(Collected data entries)
—————
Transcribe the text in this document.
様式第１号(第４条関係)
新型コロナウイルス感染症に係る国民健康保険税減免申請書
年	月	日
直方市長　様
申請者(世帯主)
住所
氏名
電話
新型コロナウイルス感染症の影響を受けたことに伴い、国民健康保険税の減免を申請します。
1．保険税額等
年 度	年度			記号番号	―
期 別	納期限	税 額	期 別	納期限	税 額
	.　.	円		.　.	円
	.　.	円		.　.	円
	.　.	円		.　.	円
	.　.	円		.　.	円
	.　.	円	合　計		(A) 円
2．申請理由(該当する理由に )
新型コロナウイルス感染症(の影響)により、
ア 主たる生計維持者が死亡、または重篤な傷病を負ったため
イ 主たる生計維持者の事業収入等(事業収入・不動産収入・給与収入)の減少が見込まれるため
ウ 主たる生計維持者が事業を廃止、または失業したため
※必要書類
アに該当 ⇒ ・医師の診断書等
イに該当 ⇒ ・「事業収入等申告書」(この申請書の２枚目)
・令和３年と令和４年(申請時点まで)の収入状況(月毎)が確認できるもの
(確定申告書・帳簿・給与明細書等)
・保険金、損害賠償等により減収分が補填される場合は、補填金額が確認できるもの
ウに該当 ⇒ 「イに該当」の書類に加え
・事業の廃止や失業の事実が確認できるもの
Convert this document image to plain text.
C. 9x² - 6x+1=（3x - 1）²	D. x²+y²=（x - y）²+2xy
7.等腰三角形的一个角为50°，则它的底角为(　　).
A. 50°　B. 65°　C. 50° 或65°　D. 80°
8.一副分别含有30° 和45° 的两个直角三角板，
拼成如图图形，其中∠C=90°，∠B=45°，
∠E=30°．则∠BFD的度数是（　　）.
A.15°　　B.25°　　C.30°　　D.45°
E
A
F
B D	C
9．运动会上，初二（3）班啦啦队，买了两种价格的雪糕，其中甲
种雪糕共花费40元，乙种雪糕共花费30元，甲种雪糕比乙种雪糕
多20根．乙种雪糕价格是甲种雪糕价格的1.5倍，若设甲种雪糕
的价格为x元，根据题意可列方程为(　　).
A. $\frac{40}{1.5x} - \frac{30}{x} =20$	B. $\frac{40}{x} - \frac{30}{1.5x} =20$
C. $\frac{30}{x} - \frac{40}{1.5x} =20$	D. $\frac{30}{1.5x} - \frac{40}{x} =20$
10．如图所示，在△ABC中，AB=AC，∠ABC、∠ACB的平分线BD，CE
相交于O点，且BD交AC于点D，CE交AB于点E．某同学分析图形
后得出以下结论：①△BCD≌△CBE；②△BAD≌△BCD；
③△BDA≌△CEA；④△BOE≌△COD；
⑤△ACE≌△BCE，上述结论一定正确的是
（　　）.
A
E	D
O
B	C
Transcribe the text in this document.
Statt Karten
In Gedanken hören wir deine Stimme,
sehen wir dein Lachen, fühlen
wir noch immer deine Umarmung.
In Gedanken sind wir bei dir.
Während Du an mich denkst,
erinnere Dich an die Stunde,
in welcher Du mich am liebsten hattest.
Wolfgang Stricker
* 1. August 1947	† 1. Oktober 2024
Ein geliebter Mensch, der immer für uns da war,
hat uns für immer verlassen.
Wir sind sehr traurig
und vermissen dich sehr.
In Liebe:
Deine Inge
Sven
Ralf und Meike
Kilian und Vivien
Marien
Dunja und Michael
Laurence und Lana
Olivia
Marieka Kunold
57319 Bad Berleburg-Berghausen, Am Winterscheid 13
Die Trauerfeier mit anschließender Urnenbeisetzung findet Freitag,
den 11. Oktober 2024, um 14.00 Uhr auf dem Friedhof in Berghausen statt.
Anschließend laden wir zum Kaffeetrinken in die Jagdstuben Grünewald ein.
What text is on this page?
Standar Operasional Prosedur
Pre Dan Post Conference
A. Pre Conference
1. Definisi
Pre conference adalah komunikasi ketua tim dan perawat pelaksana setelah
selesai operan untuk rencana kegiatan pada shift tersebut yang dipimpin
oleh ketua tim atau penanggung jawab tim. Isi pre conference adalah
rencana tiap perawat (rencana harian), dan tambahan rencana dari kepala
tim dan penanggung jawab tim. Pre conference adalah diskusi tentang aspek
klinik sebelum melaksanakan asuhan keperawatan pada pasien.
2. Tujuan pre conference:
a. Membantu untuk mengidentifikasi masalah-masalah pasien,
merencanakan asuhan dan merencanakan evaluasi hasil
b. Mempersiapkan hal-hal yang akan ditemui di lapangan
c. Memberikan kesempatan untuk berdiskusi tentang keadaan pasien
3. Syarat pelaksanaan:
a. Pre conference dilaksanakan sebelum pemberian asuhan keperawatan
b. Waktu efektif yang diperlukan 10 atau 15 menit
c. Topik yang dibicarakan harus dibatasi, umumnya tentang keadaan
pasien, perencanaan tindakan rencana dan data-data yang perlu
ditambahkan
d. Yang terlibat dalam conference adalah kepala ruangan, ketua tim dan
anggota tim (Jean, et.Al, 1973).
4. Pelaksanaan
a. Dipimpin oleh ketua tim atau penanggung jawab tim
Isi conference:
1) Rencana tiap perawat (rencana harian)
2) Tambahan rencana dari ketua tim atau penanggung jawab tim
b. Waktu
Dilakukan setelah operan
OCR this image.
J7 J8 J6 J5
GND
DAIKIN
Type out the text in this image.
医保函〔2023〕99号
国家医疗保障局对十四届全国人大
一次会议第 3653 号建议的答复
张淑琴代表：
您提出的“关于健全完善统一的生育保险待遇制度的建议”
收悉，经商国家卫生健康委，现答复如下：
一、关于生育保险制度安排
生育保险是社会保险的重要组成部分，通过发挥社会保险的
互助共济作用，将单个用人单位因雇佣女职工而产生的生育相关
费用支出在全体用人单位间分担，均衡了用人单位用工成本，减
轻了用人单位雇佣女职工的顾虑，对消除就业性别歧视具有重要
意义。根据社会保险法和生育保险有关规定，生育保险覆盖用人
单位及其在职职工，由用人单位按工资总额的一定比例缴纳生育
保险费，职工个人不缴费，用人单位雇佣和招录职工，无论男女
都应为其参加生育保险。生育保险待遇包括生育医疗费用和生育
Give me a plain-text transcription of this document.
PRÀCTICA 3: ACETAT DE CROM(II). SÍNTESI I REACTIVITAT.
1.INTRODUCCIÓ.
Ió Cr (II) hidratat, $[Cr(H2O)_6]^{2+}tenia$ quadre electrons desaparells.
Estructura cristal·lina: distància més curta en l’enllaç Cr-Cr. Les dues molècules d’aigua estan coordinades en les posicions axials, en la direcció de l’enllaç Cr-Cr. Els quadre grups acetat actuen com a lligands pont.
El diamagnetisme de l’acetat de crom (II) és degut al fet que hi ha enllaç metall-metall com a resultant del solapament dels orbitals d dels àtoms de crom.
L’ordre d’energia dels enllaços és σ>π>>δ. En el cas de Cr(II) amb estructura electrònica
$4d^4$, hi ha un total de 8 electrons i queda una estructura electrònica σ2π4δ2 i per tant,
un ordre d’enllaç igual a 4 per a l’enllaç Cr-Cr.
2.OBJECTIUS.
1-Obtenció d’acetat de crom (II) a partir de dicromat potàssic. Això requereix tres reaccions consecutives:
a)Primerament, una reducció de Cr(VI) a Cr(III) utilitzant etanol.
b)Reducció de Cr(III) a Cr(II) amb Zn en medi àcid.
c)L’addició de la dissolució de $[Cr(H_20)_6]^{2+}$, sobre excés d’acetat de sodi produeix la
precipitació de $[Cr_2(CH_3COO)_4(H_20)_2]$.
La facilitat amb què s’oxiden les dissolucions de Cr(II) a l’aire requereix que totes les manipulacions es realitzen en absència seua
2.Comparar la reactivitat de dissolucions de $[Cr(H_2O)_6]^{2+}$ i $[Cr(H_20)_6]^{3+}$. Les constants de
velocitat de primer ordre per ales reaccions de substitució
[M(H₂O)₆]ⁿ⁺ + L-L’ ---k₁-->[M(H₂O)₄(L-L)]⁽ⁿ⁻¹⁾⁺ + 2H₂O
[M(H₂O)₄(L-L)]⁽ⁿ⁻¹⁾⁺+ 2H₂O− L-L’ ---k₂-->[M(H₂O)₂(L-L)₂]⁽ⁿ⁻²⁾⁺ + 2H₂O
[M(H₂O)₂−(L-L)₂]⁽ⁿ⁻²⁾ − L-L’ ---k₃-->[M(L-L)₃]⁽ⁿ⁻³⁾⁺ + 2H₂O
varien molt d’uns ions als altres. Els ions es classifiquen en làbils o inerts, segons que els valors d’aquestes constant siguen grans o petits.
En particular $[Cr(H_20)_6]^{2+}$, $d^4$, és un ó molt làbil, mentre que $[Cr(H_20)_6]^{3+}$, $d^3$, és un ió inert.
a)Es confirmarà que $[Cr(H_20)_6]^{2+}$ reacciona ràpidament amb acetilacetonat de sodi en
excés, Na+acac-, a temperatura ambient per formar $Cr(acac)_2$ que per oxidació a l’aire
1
—————
§ What you need to do
Only a number is wanted: how many lines of the data above contain "harian"?

§ Solved exercise
2